Pull every line containing "Ioan" from the entries.

-- start of Entries supplied --

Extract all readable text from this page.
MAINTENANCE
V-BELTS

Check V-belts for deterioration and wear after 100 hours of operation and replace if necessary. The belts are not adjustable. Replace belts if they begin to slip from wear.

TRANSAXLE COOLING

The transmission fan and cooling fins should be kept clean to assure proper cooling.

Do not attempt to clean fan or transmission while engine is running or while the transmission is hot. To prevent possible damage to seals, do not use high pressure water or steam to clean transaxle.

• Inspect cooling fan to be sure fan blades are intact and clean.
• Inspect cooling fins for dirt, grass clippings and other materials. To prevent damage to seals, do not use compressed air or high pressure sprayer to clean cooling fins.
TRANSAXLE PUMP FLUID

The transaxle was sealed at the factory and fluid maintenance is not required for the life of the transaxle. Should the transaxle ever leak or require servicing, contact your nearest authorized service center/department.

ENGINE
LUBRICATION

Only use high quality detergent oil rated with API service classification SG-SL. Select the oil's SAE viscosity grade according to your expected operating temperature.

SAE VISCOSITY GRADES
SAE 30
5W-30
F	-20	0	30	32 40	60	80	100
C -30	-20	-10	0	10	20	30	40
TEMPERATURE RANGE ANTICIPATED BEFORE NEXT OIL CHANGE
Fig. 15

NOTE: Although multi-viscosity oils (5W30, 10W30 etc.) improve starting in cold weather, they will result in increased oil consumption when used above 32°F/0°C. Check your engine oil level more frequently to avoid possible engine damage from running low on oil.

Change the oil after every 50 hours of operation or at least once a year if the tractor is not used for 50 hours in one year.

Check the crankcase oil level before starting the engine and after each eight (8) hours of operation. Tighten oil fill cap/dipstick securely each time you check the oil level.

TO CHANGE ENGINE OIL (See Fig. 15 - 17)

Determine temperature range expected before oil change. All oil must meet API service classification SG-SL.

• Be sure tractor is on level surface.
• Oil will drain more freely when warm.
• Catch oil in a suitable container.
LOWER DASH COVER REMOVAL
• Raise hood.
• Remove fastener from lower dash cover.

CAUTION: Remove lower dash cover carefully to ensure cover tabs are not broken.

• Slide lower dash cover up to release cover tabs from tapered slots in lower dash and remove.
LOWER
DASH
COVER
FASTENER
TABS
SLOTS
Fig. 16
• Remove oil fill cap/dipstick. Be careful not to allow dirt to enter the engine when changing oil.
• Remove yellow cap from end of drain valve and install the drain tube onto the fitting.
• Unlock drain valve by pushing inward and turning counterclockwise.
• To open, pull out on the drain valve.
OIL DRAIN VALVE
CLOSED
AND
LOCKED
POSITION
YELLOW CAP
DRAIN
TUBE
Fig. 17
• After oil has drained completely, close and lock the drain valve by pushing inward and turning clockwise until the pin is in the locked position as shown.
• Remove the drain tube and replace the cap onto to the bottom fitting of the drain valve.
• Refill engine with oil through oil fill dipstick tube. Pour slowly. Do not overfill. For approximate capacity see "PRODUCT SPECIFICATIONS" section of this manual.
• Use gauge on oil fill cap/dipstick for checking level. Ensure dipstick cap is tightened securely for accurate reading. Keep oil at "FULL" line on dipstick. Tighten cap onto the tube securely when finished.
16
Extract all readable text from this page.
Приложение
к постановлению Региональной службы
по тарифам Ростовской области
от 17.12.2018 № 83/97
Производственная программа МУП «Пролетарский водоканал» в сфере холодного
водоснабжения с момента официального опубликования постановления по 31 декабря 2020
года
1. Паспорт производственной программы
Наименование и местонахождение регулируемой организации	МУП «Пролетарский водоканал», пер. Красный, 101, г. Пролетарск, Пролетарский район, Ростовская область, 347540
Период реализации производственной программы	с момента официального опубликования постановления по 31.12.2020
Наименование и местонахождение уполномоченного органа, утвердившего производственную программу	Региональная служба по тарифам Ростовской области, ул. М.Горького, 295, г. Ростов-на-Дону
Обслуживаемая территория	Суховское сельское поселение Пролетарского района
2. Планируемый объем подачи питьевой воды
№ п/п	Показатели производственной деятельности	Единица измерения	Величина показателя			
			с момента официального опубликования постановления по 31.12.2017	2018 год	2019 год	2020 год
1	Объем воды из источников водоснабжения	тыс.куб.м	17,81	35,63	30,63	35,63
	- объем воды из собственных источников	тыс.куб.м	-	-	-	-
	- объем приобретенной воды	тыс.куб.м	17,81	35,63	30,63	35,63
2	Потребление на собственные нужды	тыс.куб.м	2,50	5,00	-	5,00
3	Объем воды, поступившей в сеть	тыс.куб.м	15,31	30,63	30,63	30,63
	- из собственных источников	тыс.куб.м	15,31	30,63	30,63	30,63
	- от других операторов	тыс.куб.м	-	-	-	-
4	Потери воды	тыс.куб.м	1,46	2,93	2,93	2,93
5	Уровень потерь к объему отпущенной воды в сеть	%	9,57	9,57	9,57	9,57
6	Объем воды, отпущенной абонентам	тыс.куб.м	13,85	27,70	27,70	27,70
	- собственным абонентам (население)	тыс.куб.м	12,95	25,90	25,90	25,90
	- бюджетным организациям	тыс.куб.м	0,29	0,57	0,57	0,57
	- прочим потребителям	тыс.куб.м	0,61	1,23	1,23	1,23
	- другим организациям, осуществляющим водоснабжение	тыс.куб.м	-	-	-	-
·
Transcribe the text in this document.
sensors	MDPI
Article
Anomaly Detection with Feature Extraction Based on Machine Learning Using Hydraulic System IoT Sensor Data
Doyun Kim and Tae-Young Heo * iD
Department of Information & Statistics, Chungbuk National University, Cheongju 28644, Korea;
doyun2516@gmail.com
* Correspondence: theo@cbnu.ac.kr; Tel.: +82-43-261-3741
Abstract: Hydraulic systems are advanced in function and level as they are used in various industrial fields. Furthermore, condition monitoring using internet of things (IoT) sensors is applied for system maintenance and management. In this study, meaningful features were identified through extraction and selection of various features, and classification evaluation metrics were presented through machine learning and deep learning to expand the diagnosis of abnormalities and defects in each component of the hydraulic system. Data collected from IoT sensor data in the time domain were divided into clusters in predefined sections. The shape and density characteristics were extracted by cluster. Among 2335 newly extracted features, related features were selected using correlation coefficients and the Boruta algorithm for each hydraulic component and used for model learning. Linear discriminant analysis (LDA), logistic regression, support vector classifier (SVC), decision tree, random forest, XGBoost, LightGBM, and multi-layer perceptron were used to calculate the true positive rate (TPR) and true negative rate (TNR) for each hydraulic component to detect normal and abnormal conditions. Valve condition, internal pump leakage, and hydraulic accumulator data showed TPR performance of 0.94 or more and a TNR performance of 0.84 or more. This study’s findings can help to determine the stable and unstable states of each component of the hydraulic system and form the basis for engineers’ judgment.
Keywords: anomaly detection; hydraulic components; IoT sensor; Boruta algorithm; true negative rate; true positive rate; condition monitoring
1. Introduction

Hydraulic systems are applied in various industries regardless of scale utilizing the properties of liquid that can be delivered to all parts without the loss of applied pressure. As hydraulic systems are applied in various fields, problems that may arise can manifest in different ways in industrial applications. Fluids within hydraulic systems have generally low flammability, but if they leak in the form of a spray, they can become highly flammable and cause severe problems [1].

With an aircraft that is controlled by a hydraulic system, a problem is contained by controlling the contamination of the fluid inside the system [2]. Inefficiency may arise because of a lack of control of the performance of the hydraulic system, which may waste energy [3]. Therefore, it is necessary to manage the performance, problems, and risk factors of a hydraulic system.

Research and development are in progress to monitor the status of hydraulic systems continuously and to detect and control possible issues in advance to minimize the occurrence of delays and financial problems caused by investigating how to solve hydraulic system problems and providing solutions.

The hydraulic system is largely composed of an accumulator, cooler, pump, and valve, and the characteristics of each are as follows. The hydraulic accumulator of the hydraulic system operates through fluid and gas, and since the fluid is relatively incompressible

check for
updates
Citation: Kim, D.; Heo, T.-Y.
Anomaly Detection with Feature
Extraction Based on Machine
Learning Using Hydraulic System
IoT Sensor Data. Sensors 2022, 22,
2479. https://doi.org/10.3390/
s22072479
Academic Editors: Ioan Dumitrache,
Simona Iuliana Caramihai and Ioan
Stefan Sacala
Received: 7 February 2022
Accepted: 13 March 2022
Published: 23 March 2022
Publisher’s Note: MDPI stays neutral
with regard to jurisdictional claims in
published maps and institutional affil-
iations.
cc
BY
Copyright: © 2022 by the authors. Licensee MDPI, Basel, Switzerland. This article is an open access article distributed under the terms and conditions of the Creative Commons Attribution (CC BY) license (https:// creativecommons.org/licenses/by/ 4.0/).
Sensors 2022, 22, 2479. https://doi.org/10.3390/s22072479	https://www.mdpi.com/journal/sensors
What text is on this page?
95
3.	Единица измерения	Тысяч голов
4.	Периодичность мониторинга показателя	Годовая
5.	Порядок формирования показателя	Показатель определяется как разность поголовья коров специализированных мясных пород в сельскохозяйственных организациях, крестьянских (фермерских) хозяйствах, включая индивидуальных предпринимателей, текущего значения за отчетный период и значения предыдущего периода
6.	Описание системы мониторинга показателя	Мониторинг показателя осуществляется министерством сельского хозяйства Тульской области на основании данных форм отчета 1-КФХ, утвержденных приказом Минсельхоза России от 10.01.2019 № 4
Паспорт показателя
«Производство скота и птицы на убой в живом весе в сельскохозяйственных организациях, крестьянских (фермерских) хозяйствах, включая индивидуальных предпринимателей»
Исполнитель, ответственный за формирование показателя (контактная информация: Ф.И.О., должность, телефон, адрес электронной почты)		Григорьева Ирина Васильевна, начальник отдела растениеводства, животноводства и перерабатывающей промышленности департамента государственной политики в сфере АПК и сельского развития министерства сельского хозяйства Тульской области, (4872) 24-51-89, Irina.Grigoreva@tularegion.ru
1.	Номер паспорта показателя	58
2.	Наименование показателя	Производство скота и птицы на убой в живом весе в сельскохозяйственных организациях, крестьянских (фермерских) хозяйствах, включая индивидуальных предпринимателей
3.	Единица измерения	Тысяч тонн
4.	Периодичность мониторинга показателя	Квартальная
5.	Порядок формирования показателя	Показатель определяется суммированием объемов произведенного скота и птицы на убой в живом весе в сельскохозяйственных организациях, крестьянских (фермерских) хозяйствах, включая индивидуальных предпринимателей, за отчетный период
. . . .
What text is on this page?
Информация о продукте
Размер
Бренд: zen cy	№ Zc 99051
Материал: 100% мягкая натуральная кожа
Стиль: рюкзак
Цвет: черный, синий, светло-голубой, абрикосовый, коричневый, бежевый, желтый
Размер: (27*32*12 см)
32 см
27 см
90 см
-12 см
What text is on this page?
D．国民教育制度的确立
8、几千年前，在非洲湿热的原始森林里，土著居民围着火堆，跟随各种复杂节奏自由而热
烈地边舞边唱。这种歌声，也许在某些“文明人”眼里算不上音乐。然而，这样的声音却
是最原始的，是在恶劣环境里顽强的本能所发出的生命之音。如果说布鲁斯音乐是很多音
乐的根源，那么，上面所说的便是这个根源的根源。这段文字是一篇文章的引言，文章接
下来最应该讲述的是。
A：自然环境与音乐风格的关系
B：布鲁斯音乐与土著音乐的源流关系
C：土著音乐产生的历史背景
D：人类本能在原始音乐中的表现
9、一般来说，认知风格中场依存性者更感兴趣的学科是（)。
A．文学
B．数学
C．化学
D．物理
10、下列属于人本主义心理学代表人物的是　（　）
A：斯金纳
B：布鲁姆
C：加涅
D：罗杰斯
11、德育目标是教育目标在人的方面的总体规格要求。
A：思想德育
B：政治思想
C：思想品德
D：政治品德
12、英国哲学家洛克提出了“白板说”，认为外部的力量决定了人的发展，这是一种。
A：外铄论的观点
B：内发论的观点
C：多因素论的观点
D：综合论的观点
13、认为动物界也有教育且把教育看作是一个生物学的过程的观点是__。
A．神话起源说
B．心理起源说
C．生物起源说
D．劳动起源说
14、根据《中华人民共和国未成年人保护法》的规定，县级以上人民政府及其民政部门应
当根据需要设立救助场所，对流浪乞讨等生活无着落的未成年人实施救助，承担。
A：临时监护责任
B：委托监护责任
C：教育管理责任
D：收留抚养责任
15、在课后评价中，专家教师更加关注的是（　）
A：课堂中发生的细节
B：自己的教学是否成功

-- end of Entries supplied --

**Solution to the exercise**
Academic Editors: Ioan Dumitrache,
Simona Iuliana Caramihai and Ioan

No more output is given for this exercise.